= SHORT TASK =
Read through the entries below and return each line with the word "frac".

= TASK MATERIAL =
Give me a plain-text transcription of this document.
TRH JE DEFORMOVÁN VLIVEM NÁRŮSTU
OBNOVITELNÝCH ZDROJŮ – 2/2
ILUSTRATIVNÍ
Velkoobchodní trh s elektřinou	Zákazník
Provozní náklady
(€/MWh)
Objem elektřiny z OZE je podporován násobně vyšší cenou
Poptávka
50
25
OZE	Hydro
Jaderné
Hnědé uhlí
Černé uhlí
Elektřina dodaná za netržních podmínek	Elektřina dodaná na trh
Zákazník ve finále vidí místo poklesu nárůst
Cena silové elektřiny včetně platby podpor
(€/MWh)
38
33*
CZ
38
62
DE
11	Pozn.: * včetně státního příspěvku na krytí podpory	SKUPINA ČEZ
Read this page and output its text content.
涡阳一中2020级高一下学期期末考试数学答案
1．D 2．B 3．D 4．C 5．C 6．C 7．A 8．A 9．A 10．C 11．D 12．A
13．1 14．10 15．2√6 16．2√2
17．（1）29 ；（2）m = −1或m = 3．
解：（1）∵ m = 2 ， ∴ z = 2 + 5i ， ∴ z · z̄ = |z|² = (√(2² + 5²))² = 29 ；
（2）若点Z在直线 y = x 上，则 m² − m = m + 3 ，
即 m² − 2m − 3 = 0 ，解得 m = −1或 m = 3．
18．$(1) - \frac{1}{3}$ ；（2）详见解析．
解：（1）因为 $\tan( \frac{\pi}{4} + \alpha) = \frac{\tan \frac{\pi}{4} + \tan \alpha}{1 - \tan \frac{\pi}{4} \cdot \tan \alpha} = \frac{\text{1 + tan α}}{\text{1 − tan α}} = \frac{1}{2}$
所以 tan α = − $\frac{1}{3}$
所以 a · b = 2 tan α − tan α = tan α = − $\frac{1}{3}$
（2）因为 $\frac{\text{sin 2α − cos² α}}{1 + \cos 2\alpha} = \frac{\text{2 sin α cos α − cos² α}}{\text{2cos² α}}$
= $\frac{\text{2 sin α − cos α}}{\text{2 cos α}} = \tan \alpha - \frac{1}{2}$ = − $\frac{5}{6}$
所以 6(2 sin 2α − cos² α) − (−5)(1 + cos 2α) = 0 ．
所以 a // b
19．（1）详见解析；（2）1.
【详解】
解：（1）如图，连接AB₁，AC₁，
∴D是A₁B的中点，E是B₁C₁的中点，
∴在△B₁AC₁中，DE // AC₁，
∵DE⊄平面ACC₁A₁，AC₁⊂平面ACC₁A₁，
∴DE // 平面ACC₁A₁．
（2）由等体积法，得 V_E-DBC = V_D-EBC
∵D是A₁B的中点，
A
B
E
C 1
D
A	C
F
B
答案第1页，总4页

= SOLUTION FOR THIS PROBLEM =
18．$(1) - \frac{1}{3}$ ；（2）详见解析．
解：（1）因为 $\tan( \frac{\pi}{4} + \alpha) = \frac{\tan \frac{\pi}{4} + \tan \alpha}{1 - \tan \frac{\pi}{4} \cdot \tan \alpha} = \frac{\text{1 + tan α}}{\text{1 − tan α}} = \frac{1}{2}$
所以 tan α = − $\frac{1}{3}$
所以 a · b = 2 tan α − tan α = tan α = − $\frac{1}{3}$
（2）因为 $\frac{\text{sin 2α − cos² α}}{1 + \cos 2\alpha} = \frac{\text{2 sin α cos α − cos² α}}{\text{2cos² α}}$
= $\frac{\text{2 sin α − cos α}}{\text{2 cos α}} = \tan \alpha - \frac{1}{2}$ = − $\frac{5}{6}$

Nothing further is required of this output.